_Passage to read_.
⟨
Rick: What are districts spending money on right now? What are some of the expenses that schools and districts are dealing with that people might not be thinking about?

Karen: Right now, districts are still scrambling to provide food for children and outfit them to enable access to teachers, classmates, and coursework through technology. Most districts haven't had the luxury yet of thinking about how spending will change next school year or even what summer school could look like in response to the new reality. One important thing to recognize is that though school isn't happening in buildings, most of the costs don't go away. Districts are continuing to pay their teachers, administrators, and many of their operational staff. That said, there are things districts won't have to spend on, such as substitutes, some utility costs, and in some cases, bus drivers and hourly workers.    

Rick: How should they be spending their money? What do we know about what works for schools and students?
⟩
_Data_.
⟨
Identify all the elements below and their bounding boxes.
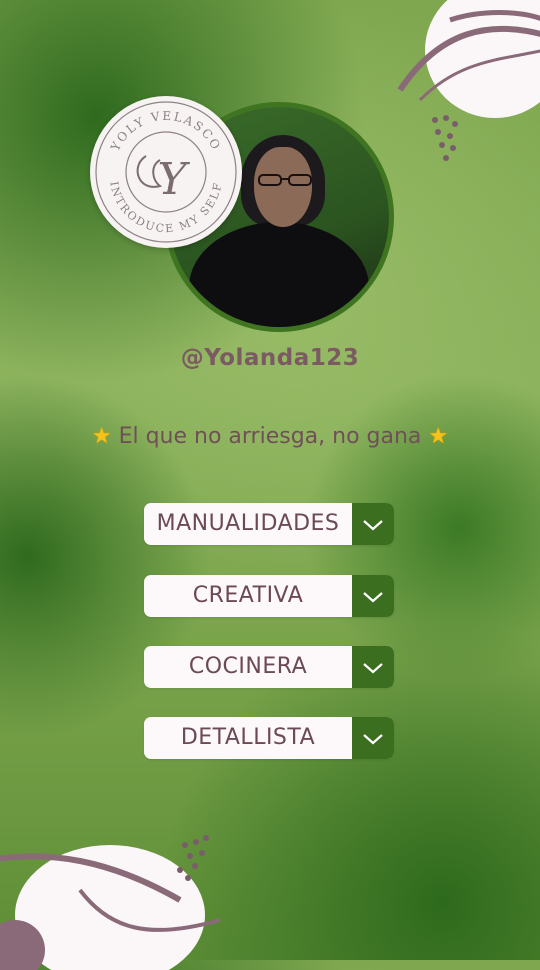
⟩
From the interview about school district spending, can you pull out, word for word, the part that opens with the words containing "Rick: What are" and closes with "and hourly workers."?

_Correct response_.
Rick: What are districts spending money on right now? What are some of the expenses that schools and districts are dealing with that people might not be thinking about?

Karen: Right now, districts are still scrambling to provide food for children and outfit them to enable access to teachers, classmates, and coursework through technology. Most districts haven't had the luxury yet of thinking about how spending will change next school year or even what summer school could look like in response to the new reality. One important thing to recognize is that though school isn't happening in buildings, most of the costs don't go away. Districts are continuing to pay their teachers, administrators, and many of their operational staff. That said, there are things districts won't have to spend on, such as substitutes, some utility costs, and in some cases, bus drivers and hourly workers.